*** Stored records

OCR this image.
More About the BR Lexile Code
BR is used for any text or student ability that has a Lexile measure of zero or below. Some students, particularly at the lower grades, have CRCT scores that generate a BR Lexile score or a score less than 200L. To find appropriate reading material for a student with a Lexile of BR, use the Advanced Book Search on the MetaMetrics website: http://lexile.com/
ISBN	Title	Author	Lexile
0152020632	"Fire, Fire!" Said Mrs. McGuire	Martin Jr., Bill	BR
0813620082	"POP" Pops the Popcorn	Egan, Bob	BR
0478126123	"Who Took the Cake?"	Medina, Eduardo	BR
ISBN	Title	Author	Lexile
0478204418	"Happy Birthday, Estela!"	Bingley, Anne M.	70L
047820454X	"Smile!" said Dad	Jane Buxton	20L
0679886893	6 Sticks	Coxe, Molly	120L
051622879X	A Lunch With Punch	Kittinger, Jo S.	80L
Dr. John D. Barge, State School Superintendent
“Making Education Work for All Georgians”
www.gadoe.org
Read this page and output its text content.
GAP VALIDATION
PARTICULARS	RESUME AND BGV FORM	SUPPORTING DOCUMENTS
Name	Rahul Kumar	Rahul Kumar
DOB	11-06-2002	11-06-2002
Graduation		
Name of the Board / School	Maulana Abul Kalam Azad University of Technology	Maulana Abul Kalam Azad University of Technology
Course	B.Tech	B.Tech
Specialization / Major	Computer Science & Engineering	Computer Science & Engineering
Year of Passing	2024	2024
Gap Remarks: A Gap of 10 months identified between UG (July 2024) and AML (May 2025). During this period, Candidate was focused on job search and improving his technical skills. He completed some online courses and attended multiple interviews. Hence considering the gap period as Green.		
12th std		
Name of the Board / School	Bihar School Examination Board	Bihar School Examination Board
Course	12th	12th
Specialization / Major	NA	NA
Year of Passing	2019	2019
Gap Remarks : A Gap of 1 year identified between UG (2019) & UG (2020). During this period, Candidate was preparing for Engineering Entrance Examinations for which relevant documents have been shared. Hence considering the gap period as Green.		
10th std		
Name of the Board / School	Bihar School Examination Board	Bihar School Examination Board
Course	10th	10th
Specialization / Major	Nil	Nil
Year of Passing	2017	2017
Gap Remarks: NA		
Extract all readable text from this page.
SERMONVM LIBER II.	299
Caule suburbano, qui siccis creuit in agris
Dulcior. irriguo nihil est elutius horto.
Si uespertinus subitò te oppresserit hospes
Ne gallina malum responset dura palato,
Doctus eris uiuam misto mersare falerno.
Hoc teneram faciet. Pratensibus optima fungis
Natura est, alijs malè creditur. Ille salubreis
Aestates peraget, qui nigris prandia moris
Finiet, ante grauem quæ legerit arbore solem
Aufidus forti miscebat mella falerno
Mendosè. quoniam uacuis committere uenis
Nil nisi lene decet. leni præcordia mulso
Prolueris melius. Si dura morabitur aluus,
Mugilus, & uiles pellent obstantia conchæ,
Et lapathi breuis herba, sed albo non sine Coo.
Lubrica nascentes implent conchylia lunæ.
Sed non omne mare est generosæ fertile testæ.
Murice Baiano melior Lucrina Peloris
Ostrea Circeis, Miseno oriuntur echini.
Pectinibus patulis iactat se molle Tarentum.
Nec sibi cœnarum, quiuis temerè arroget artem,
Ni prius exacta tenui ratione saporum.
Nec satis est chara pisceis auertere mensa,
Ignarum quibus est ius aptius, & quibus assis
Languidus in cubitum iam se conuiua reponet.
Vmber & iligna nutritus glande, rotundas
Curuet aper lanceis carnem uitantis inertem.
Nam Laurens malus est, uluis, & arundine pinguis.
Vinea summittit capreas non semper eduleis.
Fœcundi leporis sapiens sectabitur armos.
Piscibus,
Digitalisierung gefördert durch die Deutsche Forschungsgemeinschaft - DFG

******

Scan the records for the string "Passing". Copy each line in which it appears.

Year of Passing	2024	2024
Year of Passing	2019	2019
Year of Passing	2017	2017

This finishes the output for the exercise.